## Requirement:
Reproduce the listing below without any change.

[start Records for this task]

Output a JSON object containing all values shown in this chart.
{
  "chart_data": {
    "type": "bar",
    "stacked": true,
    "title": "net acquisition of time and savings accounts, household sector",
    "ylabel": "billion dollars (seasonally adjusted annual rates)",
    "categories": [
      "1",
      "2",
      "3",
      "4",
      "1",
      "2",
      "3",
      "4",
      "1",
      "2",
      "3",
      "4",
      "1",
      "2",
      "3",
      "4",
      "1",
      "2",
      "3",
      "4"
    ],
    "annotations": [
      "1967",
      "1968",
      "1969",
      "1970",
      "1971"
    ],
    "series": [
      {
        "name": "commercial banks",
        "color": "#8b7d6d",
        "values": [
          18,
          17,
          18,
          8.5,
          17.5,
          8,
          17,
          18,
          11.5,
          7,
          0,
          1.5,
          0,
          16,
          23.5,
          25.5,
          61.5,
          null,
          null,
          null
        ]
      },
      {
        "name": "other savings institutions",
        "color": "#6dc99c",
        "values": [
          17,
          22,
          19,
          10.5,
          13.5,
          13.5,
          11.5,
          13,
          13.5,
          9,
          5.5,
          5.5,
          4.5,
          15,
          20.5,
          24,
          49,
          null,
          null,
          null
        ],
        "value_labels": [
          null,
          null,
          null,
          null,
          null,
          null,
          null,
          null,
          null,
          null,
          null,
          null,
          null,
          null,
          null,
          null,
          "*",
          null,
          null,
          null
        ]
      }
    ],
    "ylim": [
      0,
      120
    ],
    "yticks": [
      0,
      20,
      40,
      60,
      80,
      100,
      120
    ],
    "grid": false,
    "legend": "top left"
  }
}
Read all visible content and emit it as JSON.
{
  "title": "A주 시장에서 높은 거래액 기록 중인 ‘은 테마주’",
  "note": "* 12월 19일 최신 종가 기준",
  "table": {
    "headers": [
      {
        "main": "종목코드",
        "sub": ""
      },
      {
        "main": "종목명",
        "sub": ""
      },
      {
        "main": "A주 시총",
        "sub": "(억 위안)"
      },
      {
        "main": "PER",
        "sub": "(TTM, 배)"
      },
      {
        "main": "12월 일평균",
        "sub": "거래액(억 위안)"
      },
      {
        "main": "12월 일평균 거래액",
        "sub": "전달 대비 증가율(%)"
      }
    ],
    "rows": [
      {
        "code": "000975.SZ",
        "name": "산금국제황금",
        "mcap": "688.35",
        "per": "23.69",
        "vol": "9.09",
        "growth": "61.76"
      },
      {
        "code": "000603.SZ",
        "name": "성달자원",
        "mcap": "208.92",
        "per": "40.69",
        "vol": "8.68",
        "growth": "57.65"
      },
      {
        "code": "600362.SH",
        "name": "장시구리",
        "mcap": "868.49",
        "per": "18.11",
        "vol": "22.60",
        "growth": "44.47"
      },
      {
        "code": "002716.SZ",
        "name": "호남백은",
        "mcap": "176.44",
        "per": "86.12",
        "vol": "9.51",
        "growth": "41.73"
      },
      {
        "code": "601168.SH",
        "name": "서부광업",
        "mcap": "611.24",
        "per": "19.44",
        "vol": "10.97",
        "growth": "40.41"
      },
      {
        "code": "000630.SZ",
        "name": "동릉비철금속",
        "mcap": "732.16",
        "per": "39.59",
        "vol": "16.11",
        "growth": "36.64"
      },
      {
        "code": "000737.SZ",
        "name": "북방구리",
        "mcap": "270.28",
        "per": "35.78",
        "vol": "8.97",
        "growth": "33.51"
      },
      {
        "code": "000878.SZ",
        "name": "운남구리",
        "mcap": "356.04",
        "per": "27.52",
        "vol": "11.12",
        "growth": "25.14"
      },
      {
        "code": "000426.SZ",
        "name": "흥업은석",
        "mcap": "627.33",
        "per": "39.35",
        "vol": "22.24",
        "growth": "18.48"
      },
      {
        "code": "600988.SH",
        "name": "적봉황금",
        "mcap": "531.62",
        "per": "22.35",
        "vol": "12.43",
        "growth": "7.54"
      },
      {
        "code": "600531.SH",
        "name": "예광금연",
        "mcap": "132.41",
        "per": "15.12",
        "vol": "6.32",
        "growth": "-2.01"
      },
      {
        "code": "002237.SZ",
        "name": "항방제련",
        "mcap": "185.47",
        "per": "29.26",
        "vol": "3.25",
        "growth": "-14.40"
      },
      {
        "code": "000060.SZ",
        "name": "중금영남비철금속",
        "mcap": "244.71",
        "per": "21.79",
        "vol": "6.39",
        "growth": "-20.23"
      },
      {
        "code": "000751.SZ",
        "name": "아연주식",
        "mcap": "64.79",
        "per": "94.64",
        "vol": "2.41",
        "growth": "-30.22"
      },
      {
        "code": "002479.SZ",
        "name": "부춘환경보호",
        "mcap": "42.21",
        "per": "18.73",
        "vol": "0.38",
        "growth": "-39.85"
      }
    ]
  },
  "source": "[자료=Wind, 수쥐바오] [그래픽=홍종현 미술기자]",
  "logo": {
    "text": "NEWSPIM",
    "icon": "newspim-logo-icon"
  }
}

[end Records for this task]

## Result of the exercise:
Output a JSON object containing all values shown in this chart.
{
  "chart_data": {
    "type": "bar",
    "stacked": true,
    "title": "net acquisition of time and savings accounts, household sector",
    "ylabel": "billion dollars (seasonally adjusted annual rates)",
    "categories": [
      "1",
      "2",
      "3",
      "4",
      "1",
      "2",
      "3",
      "4",
      "1",
      "2",
      "3",
      "4",
      "1",
      "2",
      "3",
      "4",
      "1",
      "2",
      "3",
      "4"
    ],
    "annotations": [
      "1967",
      "1968",
      "1969",
      "1970",
      "1971"
    ],
    "series": [
      {
        "name": "commercial banks",
        "color": "#8b7d6d",
        "values": [
          18,
          17,
          18,
          8.5,
          17.5,
          8,
          17,
          18,
          11.5,
          7,
          0,
          1.5,
          0,
          16,
          23.5,
          25.5,
          61.5,
          null,
          null,
          null
        ]
      },
      {
        "name": "other savings institutions",
        "color": "#6dc99c",
        "values": [
          17,
          22,
          19,
          10.5,
          13.5,
          13.5,
          11.5,
          13,
          13.5,
          9,
          5.5,
          5.5,
          4.5,
          15,
          20.5,
          24,
          49,
          null,
          null,
          null
        ],
        "value_labels": [
          null,
          null,
          null,
          null,
          null,
          null,
          null,
          null,
          null,
          null,
          null,
          null,
          null,
          null,
          null,
          null,
          "*",
          null,
          null,
          null
        ]
      }
    ],
    "ylim": [
      0,
      120
    ],
    "yticks": [
      0,
      20,
      40,
      60,
      80,
      100,
      120
    ],
    "grid": false,
    "legend": "top left"
  }
}
Read all visible content and emit it as JSON.
{
  "title": "A주 시장에서 높은 거래액 기록 중인 ‘은 테마주’",
  "note": "* 12월 19일 최신 종가 기준",
  "table": {
    "headers": [
      {
        "main": "종목코드",
        "sub": ""
      },
      {
        "main": "종목명",
        "sub": ""
      },
      {
        "main": "A주 시총",
        "sub": "(억 위안)"
      },
      {
        "main": "PER",
        "sub": "(TTM, 배)"
      },
      {
        "main": "12월 일평균",
        "sub": "거래액(억 위안)"
      },
      {
        "main": "12월 일평균 거래액",
        "sub": "전달 대비 증가율(%)"
      }
    ],
    "rows": [
      {
        "code": "000975.SZ",
        "name": "산금국제황금",
        "mcap": "688.35",
        "per": "23.69",
        "vol": "9.09",
        "growth": "61.76"
      },
      {
        "code": "000603.SZ",
        "name": "성달자원",
        "mcap": "208.92",
        "per": "40.69",
        "vol": "8.68",
        "growth": "57.65"
      },
      {
        "code": "600362.SH",
        "name": "장시구리",
        "mcap": "868.49",
        "per": "18.11",
        "vol": "22.60",
        "growth": "44.47"
      },
      {
        "code": "002716.SZ",
        "name": "호남백은",
        "mcap": "176.44",
        "per": "86.12",
        "vol": "9.51",
        "growth": "41.73"
      },
      {
        "code": "601168.SH",
        "name": "서부광업",
        "mcap": "611.24",
        "per": "19.44",
        "vol": "10.97",
        "growth": "40.41"
      },
      {
        "code": "000630.SZ",
        "name": "동릉비철금속",
        "mcap": "732.16",
        "per": "39.59",
        "vol": "16.11",
        "growth": "36.64"
      },
      {
        "code": "000737.SZ",
        "name": "북방구리",
        "mcap": "270.28",
        "per": "35.78",
        "vol": "8.97",
        "growth": "33.51"
      },
      {
        "code": "000878.SZ",
        "name": "운남구리",
        "mcap": "356.04",
        "per": "27.52",
        "vol": "11.12",
        "growth": "25.14"
      },
      {
        "code": "000426.SZ",
        "name": "흥업은석",
        "mcap": "627.33",
        "per": "39.35",
        "vol": "22.24",
        "growth": "18.48"
      },
      {
        "code": "600988.SH",
        "name": "적봉황금",
        "mcap": "531.62",
        "per": "22.35",
        "vol": "12.43",
        "growth": "7.54"
      },
      {
        "code": "600531.SH",
        "name": "예광금연",
        "mcap": "132.41",
        "per": "15.12",
        "vol": "6.32",
        "growth": "-2.01"
      },
      {
        "code": "002237.SZ",
        "name": "항방제련",
        "mcap": "185.47",
        "per": "29.26",
        "vol": "3.25",
        "growth": "-14.40"
      },
      {
        "code": "000060.SZ",
        "name": "중금영남비철금속",
        "mcap": "244.71",
        "per": "21.79",
        "vol": "6.39",
        "growth": "-20.23"
      },
      {
        "code": "000751.SZ",
        "name": "아연주식",
        "mcap": "64.79",
        "per": "94.64",
        "vol": "2.41",
        "growth": "-30.22"
      },
      {
        "code": "002479.SZ",
        "name": "부춘환경보호",
        "mcap": "42.21",
        "per": "18.73",
        "vol": "0.38",
        "growth": "-39.85"
      }
    ]
  },
  "source": "[자료=Wind, 수쥐바오] [그래픽=홍종현 미술기자]",
  "logo": {
    "text": "NEWSPIM",
    "icon": "newspim-logo-icon"
  }
}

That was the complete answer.